==== Entries provided ====

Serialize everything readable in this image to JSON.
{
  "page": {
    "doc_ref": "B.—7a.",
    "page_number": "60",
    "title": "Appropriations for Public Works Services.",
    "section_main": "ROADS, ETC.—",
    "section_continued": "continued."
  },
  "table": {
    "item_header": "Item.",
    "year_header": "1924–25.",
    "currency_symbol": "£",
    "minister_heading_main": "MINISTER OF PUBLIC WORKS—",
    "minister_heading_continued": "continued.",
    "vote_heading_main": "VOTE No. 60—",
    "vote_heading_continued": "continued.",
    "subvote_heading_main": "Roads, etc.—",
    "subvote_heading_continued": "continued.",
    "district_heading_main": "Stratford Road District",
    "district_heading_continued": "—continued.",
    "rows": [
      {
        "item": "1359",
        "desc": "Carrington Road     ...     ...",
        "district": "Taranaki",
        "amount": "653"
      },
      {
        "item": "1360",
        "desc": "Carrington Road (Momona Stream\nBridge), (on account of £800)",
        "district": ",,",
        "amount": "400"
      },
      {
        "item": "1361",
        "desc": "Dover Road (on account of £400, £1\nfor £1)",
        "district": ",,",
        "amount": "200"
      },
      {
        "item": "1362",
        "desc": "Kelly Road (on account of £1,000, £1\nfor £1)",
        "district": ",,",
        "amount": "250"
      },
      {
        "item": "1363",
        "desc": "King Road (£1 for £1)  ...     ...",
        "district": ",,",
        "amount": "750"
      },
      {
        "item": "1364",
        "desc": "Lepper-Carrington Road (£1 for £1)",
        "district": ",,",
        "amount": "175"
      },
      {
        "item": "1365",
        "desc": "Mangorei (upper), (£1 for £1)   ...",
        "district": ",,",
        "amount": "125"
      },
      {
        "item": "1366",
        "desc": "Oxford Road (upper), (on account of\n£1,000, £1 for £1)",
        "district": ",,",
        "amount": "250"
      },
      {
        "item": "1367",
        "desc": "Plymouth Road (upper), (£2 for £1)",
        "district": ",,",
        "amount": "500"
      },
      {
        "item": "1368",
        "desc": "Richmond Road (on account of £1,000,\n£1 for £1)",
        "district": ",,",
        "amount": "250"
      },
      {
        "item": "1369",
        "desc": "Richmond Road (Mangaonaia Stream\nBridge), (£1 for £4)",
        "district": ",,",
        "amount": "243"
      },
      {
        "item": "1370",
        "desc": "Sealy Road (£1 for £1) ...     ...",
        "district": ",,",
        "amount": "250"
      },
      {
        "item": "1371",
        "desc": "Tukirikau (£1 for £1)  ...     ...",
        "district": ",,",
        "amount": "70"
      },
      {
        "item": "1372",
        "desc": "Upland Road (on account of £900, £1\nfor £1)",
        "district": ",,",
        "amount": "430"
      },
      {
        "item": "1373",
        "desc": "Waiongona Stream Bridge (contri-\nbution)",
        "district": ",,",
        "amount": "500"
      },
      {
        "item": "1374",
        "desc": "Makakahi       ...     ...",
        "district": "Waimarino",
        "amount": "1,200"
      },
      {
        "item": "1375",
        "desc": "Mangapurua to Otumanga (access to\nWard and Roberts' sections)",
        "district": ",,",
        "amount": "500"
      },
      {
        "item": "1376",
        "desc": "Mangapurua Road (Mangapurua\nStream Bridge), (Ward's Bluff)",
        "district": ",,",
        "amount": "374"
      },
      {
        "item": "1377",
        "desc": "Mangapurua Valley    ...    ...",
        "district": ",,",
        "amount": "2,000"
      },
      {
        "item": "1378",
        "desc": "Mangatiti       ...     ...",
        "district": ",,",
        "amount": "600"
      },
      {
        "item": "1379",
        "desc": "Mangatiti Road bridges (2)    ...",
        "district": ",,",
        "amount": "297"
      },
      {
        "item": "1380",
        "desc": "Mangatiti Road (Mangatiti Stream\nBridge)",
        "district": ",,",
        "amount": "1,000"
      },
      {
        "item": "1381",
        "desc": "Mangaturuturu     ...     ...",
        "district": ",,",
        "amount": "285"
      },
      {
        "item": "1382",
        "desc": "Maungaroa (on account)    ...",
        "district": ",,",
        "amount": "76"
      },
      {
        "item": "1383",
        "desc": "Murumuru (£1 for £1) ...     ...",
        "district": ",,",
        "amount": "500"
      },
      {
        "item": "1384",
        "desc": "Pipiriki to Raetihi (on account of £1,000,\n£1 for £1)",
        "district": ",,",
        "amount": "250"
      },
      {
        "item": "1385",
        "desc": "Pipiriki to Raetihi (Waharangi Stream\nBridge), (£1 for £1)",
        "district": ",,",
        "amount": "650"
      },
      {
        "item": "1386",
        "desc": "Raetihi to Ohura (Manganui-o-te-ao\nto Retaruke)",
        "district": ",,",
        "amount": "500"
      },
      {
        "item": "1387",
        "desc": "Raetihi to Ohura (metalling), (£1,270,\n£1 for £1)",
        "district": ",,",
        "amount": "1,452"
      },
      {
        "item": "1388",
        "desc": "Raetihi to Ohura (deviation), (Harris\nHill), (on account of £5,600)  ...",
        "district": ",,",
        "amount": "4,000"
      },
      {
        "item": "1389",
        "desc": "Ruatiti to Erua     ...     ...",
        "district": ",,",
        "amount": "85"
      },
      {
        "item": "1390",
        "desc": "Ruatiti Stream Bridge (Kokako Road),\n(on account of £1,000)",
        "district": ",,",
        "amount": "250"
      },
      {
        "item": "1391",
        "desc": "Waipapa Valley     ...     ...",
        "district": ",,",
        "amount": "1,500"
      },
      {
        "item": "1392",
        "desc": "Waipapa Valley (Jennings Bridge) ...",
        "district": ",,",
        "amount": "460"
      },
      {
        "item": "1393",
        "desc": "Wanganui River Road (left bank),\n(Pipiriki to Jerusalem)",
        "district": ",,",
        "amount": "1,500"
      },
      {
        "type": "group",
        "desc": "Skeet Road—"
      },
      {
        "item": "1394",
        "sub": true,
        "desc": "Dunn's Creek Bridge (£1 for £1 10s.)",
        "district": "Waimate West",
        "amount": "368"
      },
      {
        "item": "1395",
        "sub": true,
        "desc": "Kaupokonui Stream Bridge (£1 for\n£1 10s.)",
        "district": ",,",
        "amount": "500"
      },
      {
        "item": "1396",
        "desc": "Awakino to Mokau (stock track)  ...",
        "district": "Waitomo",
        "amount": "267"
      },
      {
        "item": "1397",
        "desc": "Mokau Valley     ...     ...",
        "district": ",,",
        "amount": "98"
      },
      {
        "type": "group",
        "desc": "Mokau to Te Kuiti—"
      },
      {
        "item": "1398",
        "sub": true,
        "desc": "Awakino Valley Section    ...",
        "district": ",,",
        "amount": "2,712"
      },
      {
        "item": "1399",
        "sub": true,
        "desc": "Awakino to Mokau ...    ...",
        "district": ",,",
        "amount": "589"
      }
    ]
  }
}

====

• **Do this**
The records above should all be quoted exactly, please.

• **Written response**
Serialize everything readable in this image to JSON.
{
  "page": {
    "doc_ref": "B.—7a.",
    "page_number": "60",
    "title": "Appropriations for Public Works Services.",
    "section_main": "ROADS, ETC.—",
    "section_continued": "continued."
  },
  "table": {
    "item_header": "Item.",
    "year_header": "1924–25.",
    "currency_symbol": "£",
    "minister_heading_main": "MINISTER OF PUBLIC WORKS—",
    "minister_heading_continued": "continued.",
    "vote_heading_main": "VOTE No. 60—",
    "vote_heading_continued": "continued.",
    "subvote_heading_main": "Roads, etc.—",
    "subvote_heading_continued": "continued.",
    "district_heading_main": "Stratford Road District",
    "district_heading_continued": "—continued.",
    "rows": [
      {
        "item": "1359",
        "desc": "Carrington Road     ...     ...",
        "district": "Taranaki",
        "amount": "653"
      },
      {
        "item": "1360",
        "desc": "Carrington Road (Momona Stream\nBridge), (on account of £800)",
        "district": ",,",
        "amount": "400"
      },
      {
        "item": "1361",
        "desc": "Dover Road (on account of £400, £1\nfor £1)",
        "district": ",,",
        "amount": "200"
      },
      {
        "item": "1362",
        "desc": "Kelly Road (on account of £1,000, £1\nfor £1)",
        "district": ",,",
        "amount": "250"
      },
      {
        "item": "1363",
        "desc": "King Road (£1 for £1)  ...     ...",
        "district": ",,",
        "amount": "750"
      },
      {
        "item": "1364",
        "desc": "Lepper-Carrington Road (£1 for £1)",
        "district": ",,",
        "amount": "175"
      },
      {
        "item": "1365",
        "desc": "Mangorei (upper), (£1 for £1)   ...",
        "district": ",,",
        "amount": "125"
      },
      {
        "item": "1366",
        "desc": "Oxford Road (upper), (on account of\n£1,000, £1 for £1)",
        "district": ",,",
        "amount": "250"
      },
      {
        "item": "1367",
        "desc": "Plymouth Road (upper), (£2 for £1)",
        "district": ",,",
        "amount": "500"
      },
      {
        "item": "1368",
        "desc": "Richmond Road (on account of £1,000,\n£1 for £1)",
        "district": ",,",
        "amount": "250"
      },
      {
        "item": "1369",
        "desc": "Richmond Road (Mangaonaia Stream\nBridge), (£1 for £4)",
        "district": ",,",
        "amount": "243"
      },
      {
        "item": "1370",
        "desc": "Sealy Road (£1 for £1) ...     ...",
        "district": ",,",
        "amount": "250"
      },
      {
        "item": "1371",
        "desc": "Tukirikau (£1 for £1)  ...     ...",
        "district": ",,",
        "amount": "70"
      },
      {
        "item": "1372",
        "desc": "Upland Road (on account of £900, £1\nfor £1)",
        "district": ",,",
        "amount": "430"
      },
      {
        "item": "1373",
        "desc": "Waiongona Stream Bridge (contri-\nbution)",
        "district": ",,",
        "amount": "500"
      },
      {
        "item": "1374",
        "desc": "Makakahi       ...     ...",
        "district": "Waimarino",
        "amount": "1,200"
      },
      {
        "item": "1375",
        "desc": "Mangapurua to Otumanga (access to\nWard and Roberts' sections)",
        "district": ",,",
        "amount": "500"
      },
      {
        "item": "1376",
        "desc": "Mangapurua Road (Mangapurua\nStream Bridge), (Ward's Bluff)",
        "district": ",,",
        "amount": "374"
      },
      {
        "item": "1377",
        "desc": "Mangapurua Valley    ...    ...",
        "district": ",,",
        "amount": "2,000"
      },
      {
        "item": "1378",
        "desc": "Mangatiti       ...     ...",
        "district": ",,",
        "amount": "600"
      },
      {
        "item": "1379",
        "desc": "Mangatiti Road bridges (2)    ...",
        "district": ",,",
        "amount": "297"
      },
      {
        "item": "1380",
        "desc": "Mangatiti Road (Mangatiti Stream\nBridge)",
        "district": ",,",
        "amount": "1,000"
      },
      {
        "item": "1381",
        "desc": "Mangaturuturu     ...     ...",
        "district": ",,",
        "amount": "285"
      },
      {
        "item": "1382",
        "desc": "Maungaroa (on account)    ...",
        "district": ",,",
        "amount": "76"
      },
      {
        "item": "1383",
        "desc": "Murumuru (£1 for £1) ...     ...",
        "district": ",,",
        "amount": "500"
      },
      {
        "item": "1384",
        "desc": "Pipiriki to Raetihi (on account of £1,000,\n£1 for £1)",
        "district": ",,",
        "amount": "250"
      },
      {
        "item": "1385",
        "desc": "Pipiriki to Raetihi (Waharangi Stream\nBridge), (£1 for £1)",
        "district": ",,",
        "amount": "650"
      },
      {
        "item": "1386",
        "desc": "Raetihi to Ohura (Manganui-o-te-ao\nto Retaruke)",
        "district": ",,",
        "amount": "500"
      },
      {
        "item": "1387",
        "desc": "Raetihi to Ohura (metalling), (£1,270,\n£1 for £1)",
        "district": ",,",
        "amount": "1,452"
      },
      {
        "item": "1388",
        "desc": "Raetihi to Ohura (deviation), (Harris\nHill), (on account of £5,600)  ...",
        "district": ",,",
        "amount": "4,000"
      },
      {
        "item": "1389",
        "desc": "Ruatiti to Erua     ...     ...",
        "district": ",,",
        "amount": "85"
      },
      {
        "item": "1390",
        "desc": "Ruatiti Stream Bridge (Kokako Road),\n(on account of £1,000)",
        "district": ",,",
        "amount": "250"
      },
      {
        "item": "1391",
        "desc": "Waipapa Valley     ...     ...",
        "district": ",,",
        "amount": "1,500"
      },
      {
        "item": "1392",
        "desc": "Waipapa Valley (Jennings Bridge) ...",
        "district": ",,",
        "amount": "460"
      },
      {
        "item": "1393",
        "desc": "Wanganui River Road (left bank),\n(Pipiriki to Jerusalem)",
        "district": ",,",
        "amount": "1,500"
      },
      {
        "type": "group",
        "desc": "Skeet Road—"
      },
      {
        "item": "1394",
        "sub": true,
        "desc": "Dunn's Creek Bridge (£1 for £1 10s.)",
        "district": "Waimate West",
        "amount": "368"
      },
      {
        "item": "1395",
        "sub": true,
        "desc": "Kaupokonui Stream Bridge (£1 for\n£1 10s.)",
        "district": ",,",
        "amount": "500"
      },
      {
        "item": "1396",
        "desc": "Awakino to Mokau (stock track)  ...",
        "district": "Waitomo",
        "amount": "267"
      },
      {
        "item": "1397",
        "desc": "Mokau Valley     ...     ...",
        "district": ",,",
        "amount": "98"
      },
      {
        "type": "group",
        "desc": "Mokau to Te Kuiti—"
      },
      {
        "item": "1398",
        "sub": true,
        "desc": "Awakino Valley Section    ...",
        "district": ",,",
        "amount": "2,712"
      },
      {
        "item": "1399",
        "sub": true,
        "desc": "Awakino to Mokau ...    ...",
        "district": ",,",
        "amount": "589"
      }
    ]
  }
}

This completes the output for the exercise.